*YOUR TASK*
Locate all lines with the word "color". Copy them.

--- Begin RECORDS ---

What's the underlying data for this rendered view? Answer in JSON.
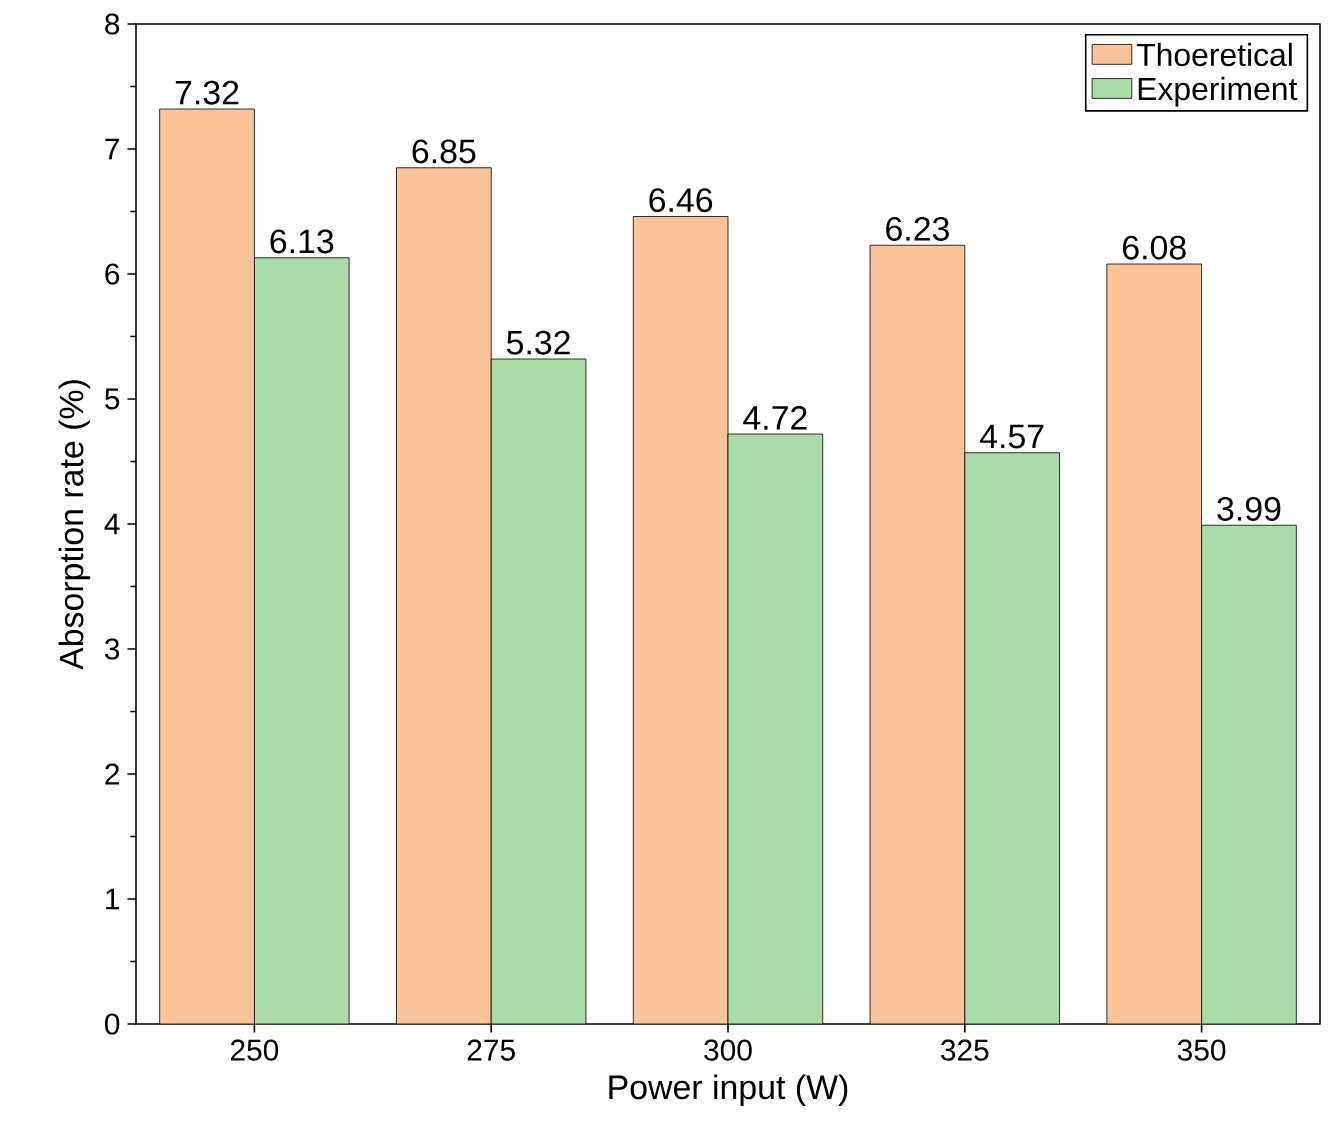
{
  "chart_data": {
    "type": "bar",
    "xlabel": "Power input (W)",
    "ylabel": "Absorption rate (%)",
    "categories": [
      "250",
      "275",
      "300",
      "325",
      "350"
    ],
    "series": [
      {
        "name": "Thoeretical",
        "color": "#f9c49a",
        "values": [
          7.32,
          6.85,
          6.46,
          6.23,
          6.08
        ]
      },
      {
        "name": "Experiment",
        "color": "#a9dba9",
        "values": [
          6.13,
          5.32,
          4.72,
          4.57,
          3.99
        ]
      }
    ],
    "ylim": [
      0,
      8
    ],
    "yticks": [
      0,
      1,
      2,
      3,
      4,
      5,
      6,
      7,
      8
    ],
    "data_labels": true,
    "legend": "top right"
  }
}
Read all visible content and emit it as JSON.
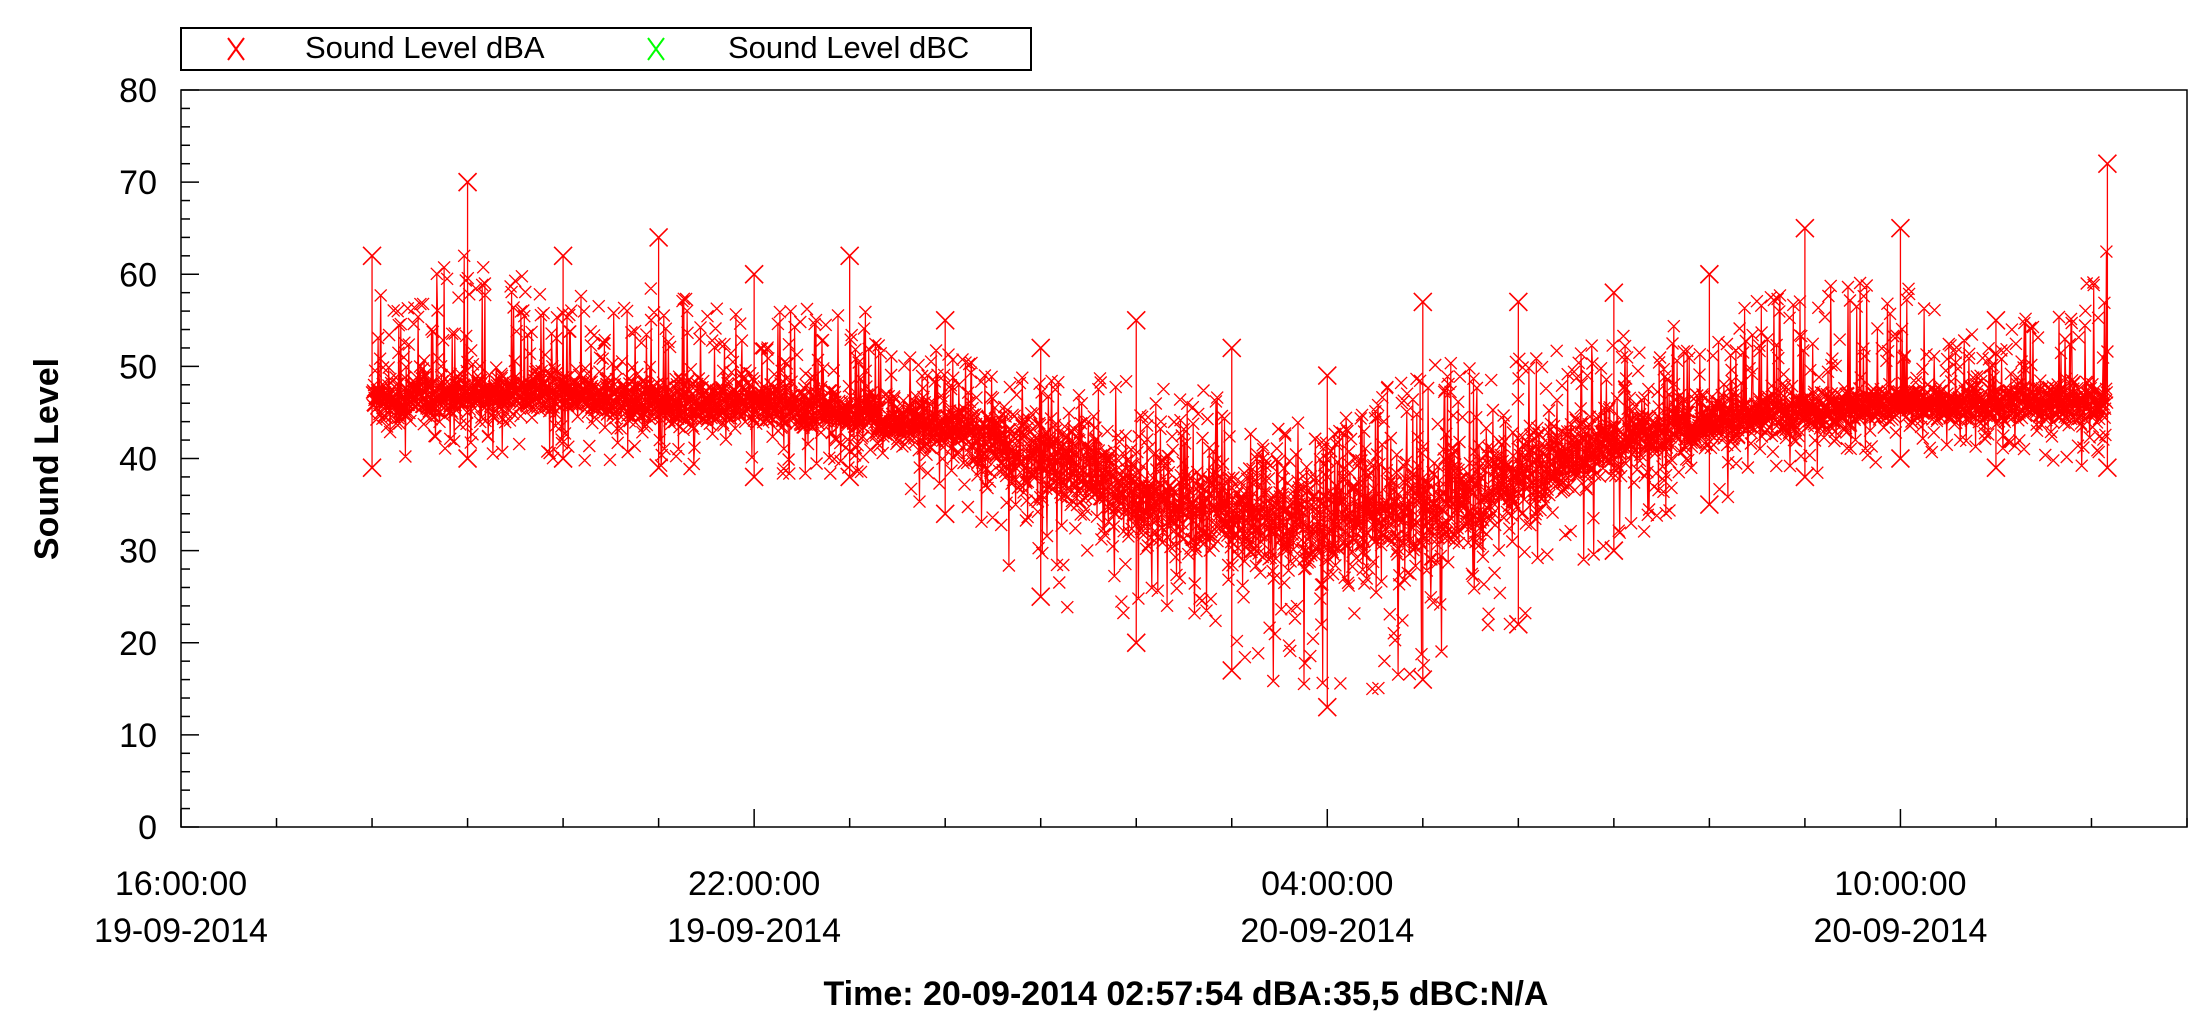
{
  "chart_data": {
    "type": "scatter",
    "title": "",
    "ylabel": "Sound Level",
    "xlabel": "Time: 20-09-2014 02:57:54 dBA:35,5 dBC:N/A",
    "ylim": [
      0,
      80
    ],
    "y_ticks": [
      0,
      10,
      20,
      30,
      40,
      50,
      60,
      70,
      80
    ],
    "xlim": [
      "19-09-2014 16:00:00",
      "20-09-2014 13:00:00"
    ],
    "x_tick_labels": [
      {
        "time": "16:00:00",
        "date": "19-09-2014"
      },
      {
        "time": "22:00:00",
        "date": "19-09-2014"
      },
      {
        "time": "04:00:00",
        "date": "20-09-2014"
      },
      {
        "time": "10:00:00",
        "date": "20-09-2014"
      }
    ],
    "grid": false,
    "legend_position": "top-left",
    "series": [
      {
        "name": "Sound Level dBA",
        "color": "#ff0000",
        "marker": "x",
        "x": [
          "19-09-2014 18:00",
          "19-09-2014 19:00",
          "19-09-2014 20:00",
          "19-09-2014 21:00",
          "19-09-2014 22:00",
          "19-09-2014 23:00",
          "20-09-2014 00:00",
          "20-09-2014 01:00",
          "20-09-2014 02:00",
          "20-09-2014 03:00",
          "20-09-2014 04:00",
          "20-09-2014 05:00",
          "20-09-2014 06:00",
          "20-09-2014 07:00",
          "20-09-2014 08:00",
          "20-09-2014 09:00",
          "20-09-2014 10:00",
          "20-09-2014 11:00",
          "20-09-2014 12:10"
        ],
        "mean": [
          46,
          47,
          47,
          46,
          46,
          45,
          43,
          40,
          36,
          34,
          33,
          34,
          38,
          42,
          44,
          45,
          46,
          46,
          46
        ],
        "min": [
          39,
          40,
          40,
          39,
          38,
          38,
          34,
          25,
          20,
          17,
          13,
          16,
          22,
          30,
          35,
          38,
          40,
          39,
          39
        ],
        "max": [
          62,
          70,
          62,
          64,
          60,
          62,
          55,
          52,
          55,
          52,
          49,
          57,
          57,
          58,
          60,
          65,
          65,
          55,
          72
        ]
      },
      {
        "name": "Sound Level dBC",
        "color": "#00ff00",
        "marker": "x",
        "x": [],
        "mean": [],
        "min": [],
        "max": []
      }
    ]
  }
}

--- End RECORDS ---

*SOLUTION TO THE EXERCISE*
        "color": "#f9c49a",
        "color": "#a9dba9",
        "color": "#ff0000",
        "color": "#00ff00",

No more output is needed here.